» EXERCISE PROMPT
From the entries that follow, pick out all lines holding "protein".
INPUT FOR THIS TASK: Begin
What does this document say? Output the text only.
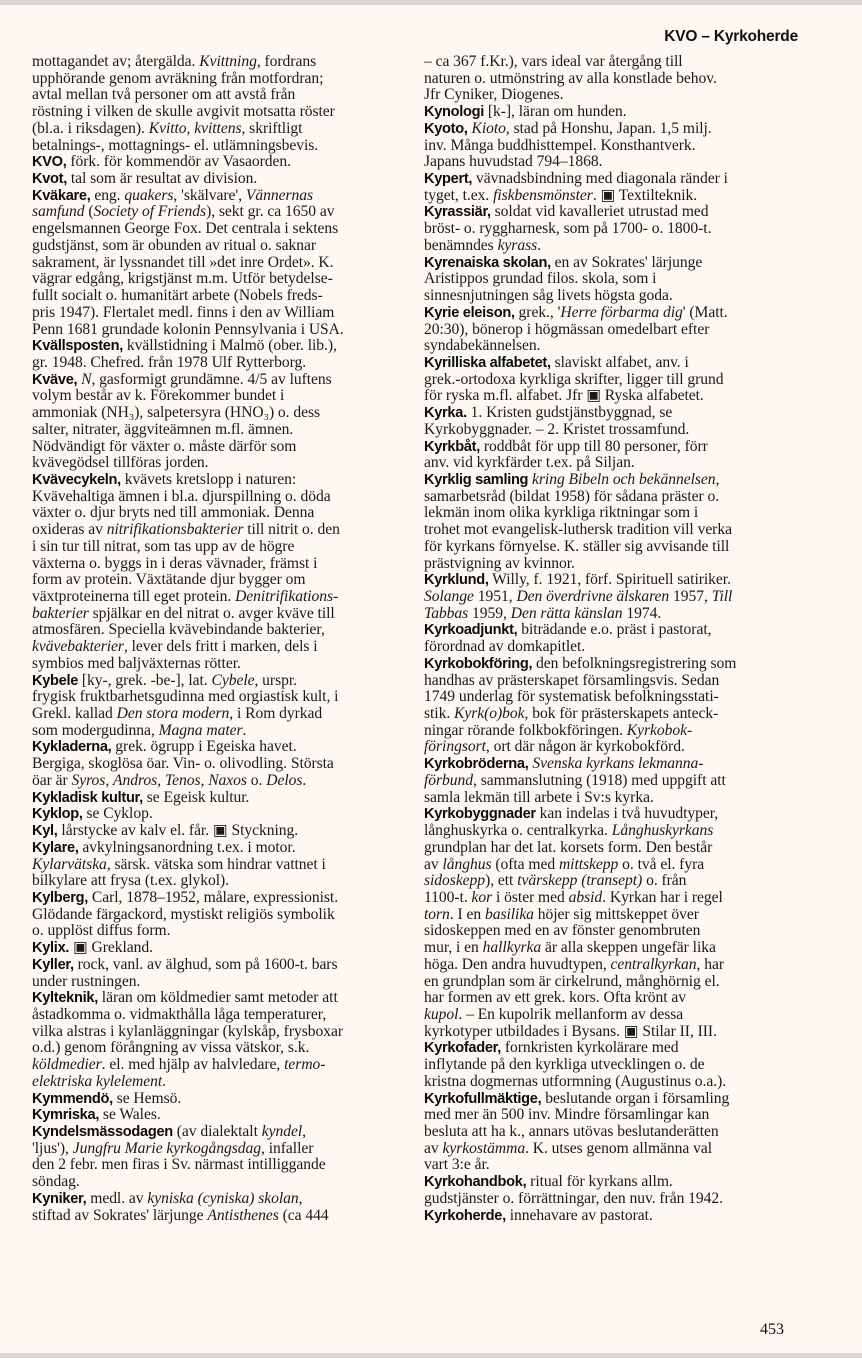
KVO – Kyrkoherde
mottagandet av; återgälda. Kvittning, fordrans
upphörande genom avräkning från motfordran;
avtal mellan två personer om att avstå från
röstning i vilken de skulle avgivit motsatta röster
(bl.a. i riksdagen). Kvitto, kvittens, skriftligt
betalnings-, mottagnings- el. utlämningsbevis.
KVO, förk. för kommendör av Vasaorden.
Kvot, tal som är resultat av division.
Kväkare, eng. quakers, 'skälvare', Vännernas
samfund (Society of Friends), sekt gr. ca 1650 av
engelsmannen George Fox. Det centrala i sektens
gudstjänst, som är obunden av ritual o. saknar
sakrament, är lyssnandet till »det inre Ordet». K.
vägrar edgång, krigstjänst m.m. Utför betydelse-
fullt socialt o. humanitärt arbete (Nobels freds-
pris 1947). Flertalet medl. finns i den av William
Penn 1681 grundade kolonin Pennsylvania i USA.
Kvällsposten, kvällstidning i Malmö (ober. lib.),
gr. 1948. Chefred. från 1978 Ulf Rytterborg.
Kväve, N, gasformigt grundämne. 4/5 av luftens
volym består av k. Förekommer bundet i
ammoniak (NH₃), salpetersyra (HNO₃) o. dess
salter, nitrater, äggviteämnen m.fl. ämnen.
Nödvändigt för växter o. måste därför som
kvävegödsel tillföras jorden.
Kvävecykeln, kvävets kretslopp i naturen:
Kvävehaltiga ämnen i bl.a. djurspillning o. döda
växter o. djur bryts ned till ammoniak. Denna
oxideras av nitrifikationsbakterier till nitrit o. den
i sin tur till nitrat, som tas upp av de högre
växterna o. byggs in i deras vävnader, främst i
form av protein. Växtätande djur bygger om
växtproteinerna till eget protein. Denitrifikations-
bakterier spjälkar en del nitrat o. avger kväve till
atmosfären. Speciella kvävebindande bakterier,
kvävebakterier, lever dels fritt i marken, dels i
symbios med baljväxternas rötter.
Kybele [ky-, grek. -be-], lat. Cybele, urspr.
frygisk fruktbarhetsgudinna med orgiastisk kult, i
Grekl. kallad Den stora modern, i Rom dyrkad
som modergudinna, Magna mater.
Kykladerna, grek. ögrupp i Egeiska havet.
Bergiga, skoglösa öar. Vin- o. olivodling. Största
öar är Syros, Andros, Tenos, Naxos o. Delos.
Kykladisk kultur, se Egeisk kultur.
Kyklop, se Cyklop.
Kyl, lårstycke av kalv el. får. ▣ Styckning.
Kylare, avkylningsanordning t.ex. i motor.
Kylarvätska, särsk. vätska som hindrar vattnet i
bilkylare att frysa (t.ex. glykol).
Kylberg, Carl, 1878–1952, målare, expressionist.
Glödande färgackord, mystiskt religiös symbolik
o. upplöst diffus form.
Kylix. ▣ Grekland.
Kyller, rock, vanl. av älghud, som på 1600-t. bars
under rustningen.
Kylteknik, läran om köldmedier samt metoder att
åstadkomma o. vidmakthålla låga temperaturer,
vilka alstras i kylanläggningar (kylskåp, frysboxar
o.d.) genom förångning av vissa vätskor, s.k.
köldmedier. el. med hjälp av halvledare, termo-
elektriska kylelement.
Kymmendö, se Hemsö.
Kymriska, se Wales.
Kyndelsmässodagen (av dialektalt kyndel,
'ljus'), Jungfru Marie kyrkogångsdag, infaller
den 2 febr. men firas i Sv. närmast intilliggande
söndag.
Kyniker, medl. av kyniska (cyniska) skolan,
stiftad av Sokrates' lärjunge Antisthenes (ca 444
– ca 367 f.Kr.), vars ideal var återgång till
naturen o. utmönstring av alla konstlade behov.
Jfr Cyniker, Diogenes.
Kynologi [k-], läran om hunden.
Kyoto, Kioto, stad på Honshu, Japan. 1,5 milj.
inv. Många buddhisttempel. Konsthantverk.
Japans huvudstad 794–1868.
Kypert, vävnadsbindning med diagonala ränder i
tyget, t.ex. fiskbensmönster. ▣ Textilteknik.
Kyrassiär, soldat vid kavalleriet utrustad med
bröst- o. ryggharnesk, som på 1700- o. 1800-t.
benämndes kyrass.
Kyrenaiska skolan, en av Sokrates' lärjunge
Aristippos grundad filos. skola, som i
sinnesnjutningen såg livets högsta goda.
Kyrie eleison, grek., 'Herre förbarma dig' (Matt.
20:30), bönerop i högmässan omedelbart efter
syndabekännelsen.
Kyrilliska alfabetet, slaviskt alfabet, anv. i
grek.-ortodoxa kyrkliga skrifter, ligger till grund
för ryska m.fl. alfabet. Jfr ▣ Ryska alfabetet.
Kyrka. 1. Kristen gudstjänstbyggnad, se
Kyrkobyggnader. – 2. Kristet trossamfund.
Kyrkbåt, roddbåt för upp till 80 personer, förr
anv. vid kyrkfärder t.ex. på Siljan.
Kyrklig samling kring Bibeln och bekännelsen,
samarbetsråd (bildat 1958) för sådana präster o.
lekmän inom olika kyrkliga riktningar som i
trohet mot evangelisk-luthersk tradition vill verka
för kyrkans förnyelse. K. ställer sig avvisande till
prästvigning av kvinnor.
Kyrklund, Willy, f. 1921, förf. Spirituell satiriker.
Solange 1951, Den överdrivne älskaren 1957, Till
Tabbas 1959, Den rätta känslan 1974.
Kyrkoadjunkt, biträdande e.o. präst i pastorat,
förordnad av domkapitlet.
Kyrkobokföring, den befolkningsregistrering som
handhas av prästerskapet församlingsvis. Sedan
1749 underlag för systematisk befolkningsstati-
stik. Kyrk(o)bok, bok för prästerskapets anteck-
ningar rörande folkbokföringen. Kyrkobok-
föringsort, ort där någon är kyrkobokförd.
Kyrkobröderna, Svenska kyrkans lekmanna-
förbund, sammanslutning (1918) med uppgift att
samla lekmän till arbete i Sv:s kyrka.
Kyrkobyggnader kan indelas i två huvudtyper,
långhuskyrka o. centralkyrka. Långhuskyrkans
grundplan har det lat. korsets form. Den består
av långhus (ofta med mittskepp o. två el. fyra
sidoskepp), ett tvärskepp (transept) o. från
1100-t. kor i öster med absid. Kyrkan har i regel
torn. I en basilika höjer sig mittskeppet över
sidoskeppen med en av fönster genombruten
mur, i en hallkyrka är alla skeppen ungefär lika
höga. Den andra huvudtypen, centralkyrkan, har
en grundplan som är cirkelrund, månghörnig el.
har formen av ett grek. kors. Ofta krönt av
kupol. – En kupolrik mellanform av dessa
kyrkotyper utbildades i Bysans. ▣ Stilar II, III.
Kyrkofader, fornkristen kyrkolärare med
inflytande på den kyrkliga utvecklingen o. de
kristna dogmernas utformning (Augustinus o.a.).
Kyrkofullmäktige, beslutande organ i församling
med mer än 500 inv. Mindre församlingar kan
besluta att ha k., annars utövas beslutanderätten
av kyrkostämma. K. utses genom allmänna val
vart 3:e år.
Kyrkohandbok, ritual för kyrkans allm.
gudstjänster o. förrättningar, den nuv. från 1942.
Kyrkoherde, innehavare av pastorat.
453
INPUT FOR THIS TASK: End
» COMPLETED TASK
form av protein. Växtätande djur bygger om
växtproteinerna till eget protein. Denitrifikations-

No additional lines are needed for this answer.